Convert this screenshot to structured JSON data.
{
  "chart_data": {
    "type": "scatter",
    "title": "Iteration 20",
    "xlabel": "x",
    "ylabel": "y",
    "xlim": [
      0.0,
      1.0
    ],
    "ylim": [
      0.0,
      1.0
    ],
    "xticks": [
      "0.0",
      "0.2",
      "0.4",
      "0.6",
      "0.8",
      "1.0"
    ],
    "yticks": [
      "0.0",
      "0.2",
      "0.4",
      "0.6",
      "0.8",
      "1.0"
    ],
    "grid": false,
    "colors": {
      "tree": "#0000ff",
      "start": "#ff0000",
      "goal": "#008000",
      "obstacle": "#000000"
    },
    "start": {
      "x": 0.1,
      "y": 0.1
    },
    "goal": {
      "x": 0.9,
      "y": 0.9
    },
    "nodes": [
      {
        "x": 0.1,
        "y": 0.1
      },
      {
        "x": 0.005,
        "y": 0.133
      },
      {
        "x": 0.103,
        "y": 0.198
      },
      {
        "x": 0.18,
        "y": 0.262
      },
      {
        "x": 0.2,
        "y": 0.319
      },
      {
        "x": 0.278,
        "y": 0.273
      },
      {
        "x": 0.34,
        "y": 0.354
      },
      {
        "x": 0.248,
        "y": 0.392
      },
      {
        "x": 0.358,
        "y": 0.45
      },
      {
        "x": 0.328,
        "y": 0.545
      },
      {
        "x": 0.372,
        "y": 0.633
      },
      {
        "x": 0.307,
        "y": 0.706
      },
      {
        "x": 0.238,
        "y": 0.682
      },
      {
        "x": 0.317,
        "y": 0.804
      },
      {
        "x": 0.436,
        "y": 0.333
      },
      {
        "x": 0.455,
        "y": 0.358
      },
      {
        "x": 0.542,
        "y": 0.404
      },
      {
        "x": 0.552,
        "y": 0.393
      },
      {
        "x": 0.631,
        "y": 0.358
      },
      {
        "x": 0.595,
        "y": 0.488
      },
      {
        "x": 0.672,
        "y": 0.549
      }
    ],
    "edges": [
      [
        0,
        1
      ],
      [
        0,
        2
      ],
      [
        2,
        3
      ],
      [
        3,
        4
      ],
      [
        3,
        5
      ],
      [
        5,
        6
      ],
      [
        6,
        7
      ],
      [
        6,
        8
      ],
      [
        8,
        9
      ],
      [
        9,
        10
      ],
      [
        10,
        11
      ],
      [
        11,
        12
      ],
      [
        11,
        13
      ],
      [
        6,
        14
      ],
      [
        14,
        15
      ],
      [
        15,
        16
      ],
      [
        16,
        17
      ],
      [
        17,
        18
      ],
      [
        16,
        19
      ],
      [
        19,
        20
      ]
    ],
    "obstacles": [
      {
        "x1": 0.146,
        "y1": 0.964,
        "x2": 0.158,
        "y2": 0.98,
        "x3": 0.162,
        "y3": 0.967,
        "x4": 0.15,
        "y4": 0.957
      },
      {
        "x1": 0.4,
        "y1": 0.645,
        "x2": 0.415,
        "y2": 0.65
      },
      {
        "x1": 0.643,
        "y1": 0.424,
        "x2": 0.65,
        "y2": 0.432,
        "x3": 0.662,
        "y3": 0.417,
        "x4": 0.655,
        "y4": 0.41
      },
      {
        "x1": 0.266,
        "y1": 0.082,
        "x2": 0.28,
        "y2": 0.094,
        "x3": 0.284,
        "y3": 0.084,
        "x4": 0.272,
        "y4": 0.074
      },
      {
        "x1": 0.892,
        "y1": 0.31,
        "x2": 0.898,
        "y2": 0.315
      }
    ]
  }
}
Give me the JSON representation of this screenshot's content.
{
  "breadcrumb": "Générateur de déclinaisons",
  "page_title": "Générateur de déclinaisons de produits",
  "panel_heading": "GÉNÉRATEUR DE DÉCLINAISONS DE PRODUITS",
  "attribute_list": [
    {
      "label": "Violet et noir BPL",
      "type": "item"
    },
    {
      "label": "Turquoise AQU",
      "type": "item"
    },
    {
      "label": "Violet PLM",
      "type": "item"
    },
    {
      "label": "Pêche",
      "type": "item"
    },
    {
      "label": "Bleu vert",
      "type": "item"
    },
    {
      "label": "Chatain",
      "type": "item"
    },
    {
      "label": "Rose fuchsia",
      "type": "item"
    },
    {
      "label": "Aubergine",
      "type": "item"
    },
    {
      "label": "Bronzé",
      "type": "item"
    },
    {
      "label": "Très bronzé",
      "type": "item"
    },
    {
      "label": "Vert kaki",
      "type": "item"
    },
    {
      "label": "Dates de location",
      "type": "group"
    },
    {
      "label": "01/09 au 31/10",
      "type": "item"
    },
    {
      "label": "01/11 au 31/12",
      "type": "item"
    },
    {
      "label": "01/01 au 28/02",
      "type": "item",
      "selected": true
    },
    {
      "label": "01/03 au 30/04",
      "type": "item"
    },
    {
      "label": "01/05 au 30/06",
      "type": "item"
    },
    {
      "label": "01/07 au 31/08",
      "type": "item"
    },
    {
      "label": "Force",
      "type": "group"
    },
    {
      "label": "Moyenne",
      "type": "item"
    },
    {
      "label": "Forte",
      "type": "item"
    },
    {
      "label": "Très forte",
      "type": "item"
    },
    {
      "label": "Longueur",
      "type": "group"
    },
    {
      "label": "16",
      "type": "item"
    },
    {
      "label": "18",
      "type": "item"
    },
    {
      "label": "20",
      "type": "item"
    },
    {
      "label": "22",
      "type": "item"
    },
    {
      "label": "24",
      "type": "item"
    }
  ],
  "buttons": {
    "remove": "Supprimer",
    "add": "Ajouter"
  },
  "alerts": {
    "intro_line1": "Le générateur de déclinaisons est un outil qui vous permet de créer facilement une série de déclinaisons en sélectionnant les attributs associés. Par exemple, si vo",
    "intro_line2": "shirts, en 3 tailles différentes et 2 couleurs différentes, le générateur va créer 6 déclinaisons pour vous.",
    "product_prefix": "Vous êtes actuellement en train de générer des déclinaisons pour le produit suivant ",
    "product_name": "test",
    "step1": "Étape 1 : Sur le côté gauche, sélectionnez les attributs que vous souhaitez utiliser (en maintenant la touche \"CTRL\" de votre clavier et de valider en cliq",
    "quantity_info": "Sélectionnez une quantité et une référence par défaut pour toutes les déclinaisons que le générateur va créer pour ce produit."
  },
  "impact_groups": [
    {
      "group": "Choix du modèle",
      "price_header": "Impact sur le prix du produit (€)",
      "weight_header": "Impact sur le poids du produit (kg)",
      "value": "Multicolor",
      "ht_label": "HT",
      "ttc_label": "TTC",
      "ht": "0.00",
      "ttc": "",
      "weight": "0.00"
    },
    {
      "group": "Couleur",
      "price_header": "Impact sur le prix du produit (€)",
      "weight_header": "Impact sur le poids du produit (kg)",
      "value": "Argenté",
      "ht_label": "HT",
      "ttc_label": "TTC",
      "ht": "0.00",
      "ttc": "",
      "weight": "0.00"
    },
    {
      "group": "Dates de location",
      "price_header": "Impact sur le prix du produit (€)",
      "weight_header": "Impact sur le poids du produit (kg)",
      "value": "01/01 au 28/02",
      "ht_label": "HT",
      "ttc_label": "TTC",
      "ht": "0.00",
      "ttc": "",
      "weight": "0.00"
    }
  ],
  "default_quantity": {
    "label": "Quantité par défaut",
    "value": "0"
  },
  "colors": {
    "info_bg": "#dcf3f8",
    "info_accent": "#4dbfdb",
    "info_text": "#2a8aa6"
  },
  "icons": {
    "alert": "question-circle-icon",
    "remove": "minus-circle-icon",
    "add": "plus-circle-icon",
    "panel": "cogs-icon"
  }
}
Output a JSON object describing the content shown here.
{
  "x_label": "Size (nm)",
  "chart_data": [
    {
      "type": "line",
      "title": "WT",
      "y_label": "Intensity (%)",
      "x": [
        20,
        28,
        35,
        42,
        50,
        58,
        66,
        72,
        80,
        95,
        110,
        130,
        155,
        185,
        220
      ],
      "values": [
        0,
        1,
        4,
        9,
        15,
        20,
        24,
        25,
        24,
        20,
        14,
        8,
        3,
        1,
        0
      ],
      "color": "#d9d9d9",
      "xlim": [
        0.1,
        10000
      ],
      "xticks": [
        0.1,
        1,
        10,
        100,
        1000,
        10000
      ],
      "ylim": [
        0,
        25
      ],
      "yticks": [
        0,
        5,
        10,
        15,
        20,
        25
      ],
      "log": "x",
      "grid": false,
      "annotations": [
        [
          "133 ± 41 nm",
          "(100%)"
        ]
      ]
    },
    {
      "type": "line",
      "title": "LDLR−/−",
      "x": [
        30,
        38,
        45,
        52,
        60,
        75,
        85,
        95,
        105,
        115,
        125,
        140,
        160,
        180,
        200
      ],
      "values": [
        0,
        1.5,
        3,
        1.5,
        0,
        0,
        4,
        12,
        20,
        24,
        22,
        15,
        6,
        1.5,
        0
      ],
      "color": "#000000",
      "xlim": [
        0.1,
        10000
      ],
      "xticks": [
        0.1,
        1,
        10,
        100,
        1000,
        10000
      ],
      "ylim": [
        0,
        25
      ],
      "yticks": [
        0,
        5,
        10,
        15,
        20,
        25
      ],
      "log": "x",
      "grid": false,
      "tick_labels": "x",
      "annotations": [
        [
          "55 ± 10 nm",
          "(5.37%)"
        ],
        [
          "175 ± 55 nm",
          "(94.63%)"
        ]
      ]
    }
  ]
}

• • •

Required task
Gather up every line in the data above that contains the word "Violet", copying each one.

Exercise response
      "label": "Violet et noir BPL",
      "label": "Violet PLM",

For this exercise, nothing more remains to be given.